THE EXERCISE:
The entries below contain pictures. Retype everything except those pictures, exactly as given.

[Stored entries]
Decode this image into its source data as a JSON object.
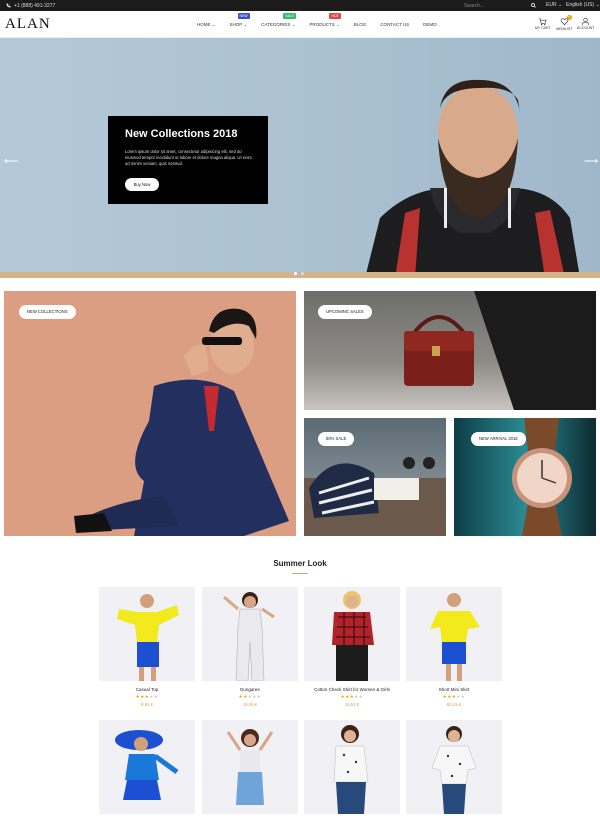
{
  "topbar": {
    "phone": "+1 (888) 491-3277",
    "search_placeholder": "Search...",
    "currency": "EUR",
    "language": "English (US)"
  },
  "header": {
    "logo": "ALAN",
    "nav": [
      {
        "label": "HOME",
        "chevron": "⌄",
        "badge": ""
      },
      {
        "label": "SHOP",
        "chevron": "⌄",
        "badge": "NEW",
        "badge_color": "#3b4fd6"
      },
      {
        "label": "CATEGORIES",
        "chevron": "⌄",
        "badge": "SALE",
        "badge_color": "#2fbf6a"
      },
      {
        "label": "PRODUCTS",
        "chevron": "⌄",
        "badge": "HOT",
        "badge_color": "#e04747"
      },
      {
        "label": "BLOG",
        "chevron": "",
        "badge": ""
      },
      {
        "label": "CONTACT US",
        "chevron": "",
        "badge": ""
      },
      {
        "label": "DEMO",
        "chevron": "",
        "badge": ""
      }
    ],
    "cart_label": "MY CART",
    "wishlist_label": "WISHLIST",
    "wishlist_count": "0",
    "account_label": "ACCOUNT"
  },
  "hero": {
    "title": "New Collections 2018",
    "text": "Lorem ipsum dolor sit amet, consectetur adipisicing elit, sed do eiusmod tempor incididunt ut labore et dolore magna aliqua. Ut enim ad minim veniam, quis nostrud.",
    "button": "Buy Now"
  },
  "banners": {
    "new_collections": "NEW COLLECTIONS",
    "upcoming_sales": "UPCOMING SALES",
    "sale": "50% SALE",
    "new_arrival": "NEW ARRIVAL 2018"
  },
  "section": {
    "title": "Summer Look"
  },
  "products": [
    {
      "name": "Casual Top",
      "rating": 3,
      "price": "8.81 €"
    },
    {
      "name": "Dungaree",
      "rating": 2,
      "price": "15.06 €"
    },
    {
      "name": "Cotton Check Shirt for Women & Girls",
      "rating": 3,
      "price": "19.52 €"
    },
    {
      "name": "Short Mini Skirt",
      "rating": 3,
      "price": "83.41 €"
    }
  ],
  "colors": {
    "accent": "#d6a56b",
    "star": "#f1a500",
    "price": "#e29a4a"
  }
}
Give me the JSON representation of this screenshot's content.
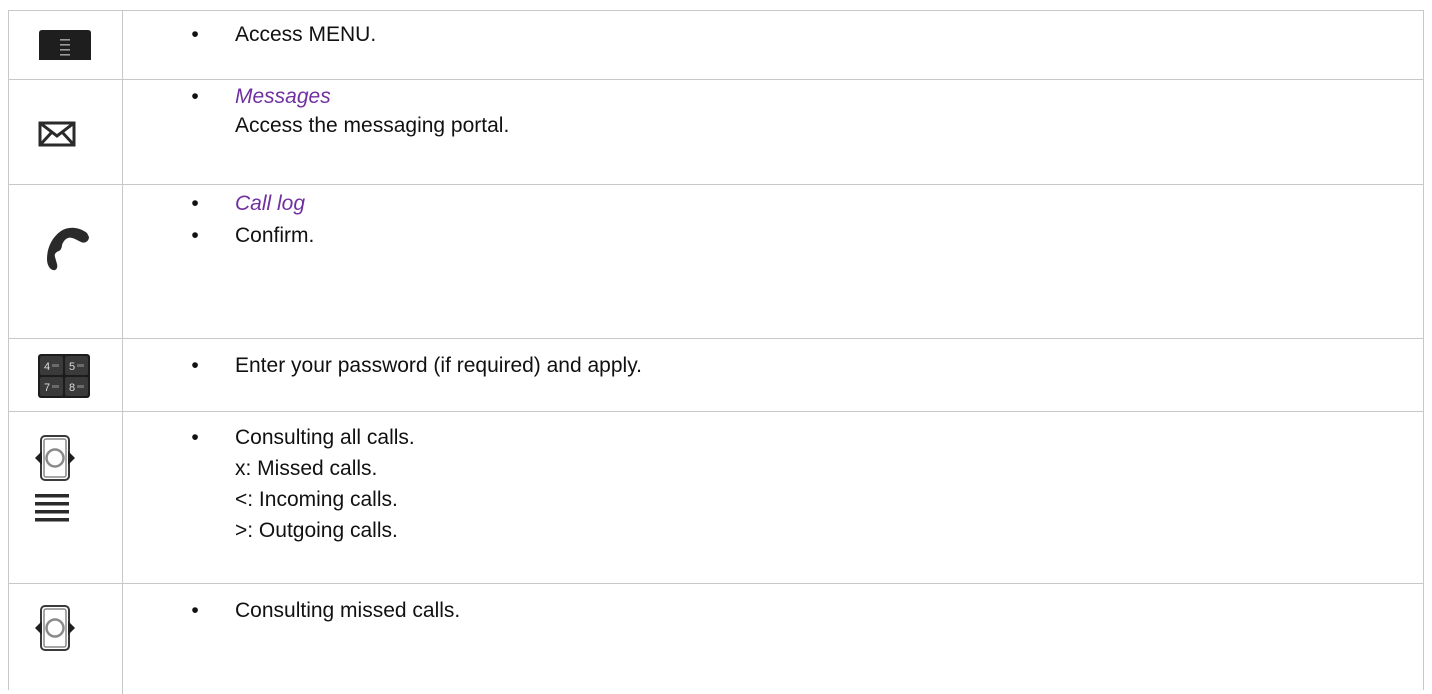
{
  "rows": [
    {
      "icon": "menu-key-icon",
      "lines": [
        {
          "bullet": "•",
          "text": "Access MENU."
        }
      ]
    },
    {
      "icon": "envelope-icon",
      "lines": [
        {
          "bullet": "•",
          "text": "Messages"
        },
        {
          "text": "Access the messaging portal."
        }
      ]
    },
    {
      "icon": "handset-icon",
      "lines": [
        {
          "bullet": "•",
          "text": "Call log"
        },
        {
          "bullet": "•",
          "text": "Confirm."
        }
      ]
    },
    {
      "icon": "keypad-icon",
      "keys": [
        "4",
        "5",
        "7",
        "8"
      ],
      "lines": [
        {
          "bullet": "•",
          "text": "Enter your password (if required) and apply."
        }
      ]
    },
    {
      "icon": "navigator-left-right-icon",
      "icon2": "list-lines-icon",
      "lines": [
        {
          "bullet": "•",
          "text": "Consulting all calls."
        },
        {
          "text": "x: Missed calls."
        },
        {
          "text": "<: Incoming calls."
        },
        {
          "text": ">: Outgoing calls."
        }
      ]
    },
    {
      "icon": "navigator-left-right-icon",
      "lines": [
        {
          "bullet": "•",
          "text": "Consulting missed calls."
        }
      ]
    }
  ],
  "colors": {
    "text": "#111111",
    "accent_italic": "#7030a0",
    "border": "#c8c8c8"
  }
}
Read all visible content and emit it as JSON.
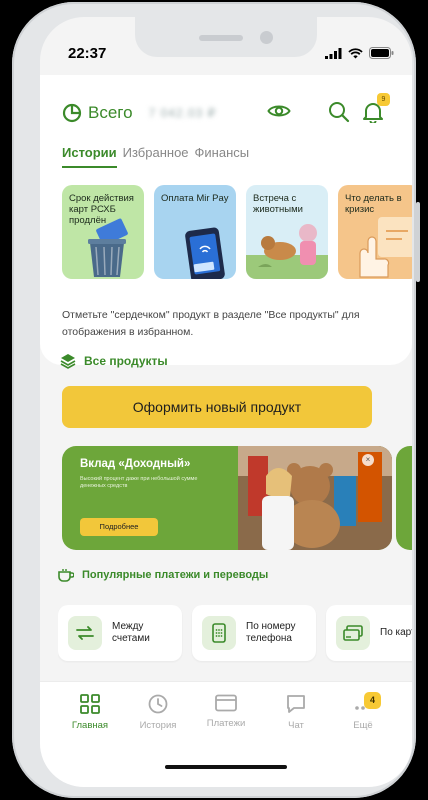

RESULT:
Decode this image into its source data as a JSON object.
{
  "topbar": {
    "phone": "+1 (888) 491-3277",
    "search_placeholder": "Search...",
    "currency": "EUR",
    "language": "English (US)"
  },
  "header": {
    "logo": "ALAN",
    "nav": [
      {
        "label": "HOME",
        "chevron": "⌄",
        "badge": ""
      },
      {
        "label": "SHOP",
        "chevron": "⌄",
        "badge": "NEW",
        "badge_color": "#3b4fd6"
      },
      {
        "label": "CATEGORIES",
        "chevron": "⌄",
        "badge": "SALE",
        "badge_color": "#2fbf6a"
      },
      {
        "label": "PRODUCTS",
        "chevron": "⌄",
        "badge": "HOT",
        "badge_color": "#e04747"
      },
      {
        "label": "BLOG",
        "chevron": "",
        "badge": ""
      },
      {
        "label": "CONTACT US",
        "chevron": "",
        "badge": ""
      },
      {
        "label": "DEMO",
        "chevron": "",
        "badge": ""
      }
    ],
    "cart_label": "MY CART",
    "wishlist_label": "WISHLIST",
    "wishlist_count": "0",
    "account_label": "ACCOUNT"
  },
  "hero": {
    "title": "New Collections 2018",
    "text": "Lorem ipsum dolor sit amet, consectetur adipisicing elit, sed do eiusmod tempor incididunt ut labore et dolore magna aliqua. Ut enim ad minim veniam, quis nostrud.",
    "button": "Buy Now"
  },
  "banners": {
    "new_collections": "NEW COLLECTIONS",
    "upcoming_sales": "UPCOMING SALES",
    "sale": "50% SALE",
    "new_arrival": "NEW ARRIVAL 2018"
  },
  "section": {
    "title": "Summer Look"
  },
  "products": [
    {
      "name": "Casual Top",
      "rating": 3,
      "price": "8.81 €"
    },
    {
      "name": "Dungaree",
      "rating": 2,
      "price": "15.06 €"
    },
    {
      "name": "Cotton Check Shirt for Women & Girls",
      "rating": 3,
      "price": "19.52 €"
    },
    {
      "name": "Short Mini Skirt",
      "rating": 3,
      "price": "83.41 €"
    }
  ],
  "colors": {
    "accent": "#d6a56b",
    "star": "#f1a500",
    "price": "#e29a4a"
  }
}
Give me the JSON representation of this screenshot's content.
{
  "rows": [
    {
      "icon": "menu-key-icon",
      "lines": [
        {
          "bullet": "•",
          "text": "Access MENU."
        }
      ]
    },
    {
      "icon": "envelope-icon",
      "lines": [
        {
          "bullet": "•",
          "text": "Messages"
        },
        {
          "text": "Access the messaging portal."
        }
      ]
    },
    {
      "icon": "handset-icon",
      "lines": [
        {
          "bullet": "•",
          "text": "Call log"
        },
        {
          "bullet": "•",
          "text": "Confirm."
        }
      ]
    },
    {
      "icon": "keypad-icon",
      "keys": [
        "4",
        "5",
        "7",
        "8"
      ],
      "lines": [
        {
          "bullet": "•",
          "text": "Enter your password (if required) and apply."
        }
      ]
    },
    {
      "icon": "navigator-left-right-icon",
      "icon2": "list-lines-icon",
      "lines": [
        {
          "bullet": "•",
          "text": "Consulting all calls."
        },
        {
          "text": "x: Missed calls."
        },
        {
          "text": "<: Incoming calls."
        },
        {
          "text": ">: Outgoing calls."
        }
      ]
    },
    {
      "icon": "navigator-left-right-icon",
      "lines": [
        {
          "bullet": "•",
          "text": "Consulting missed calls."
        }
      ]
    }
  ],
  "colors": {
    "text": "#111111",
    "accent_italic": "#7030a0",
    "border": "#c8c8c8"
  }
}
Read all visible content and emit it as JSON.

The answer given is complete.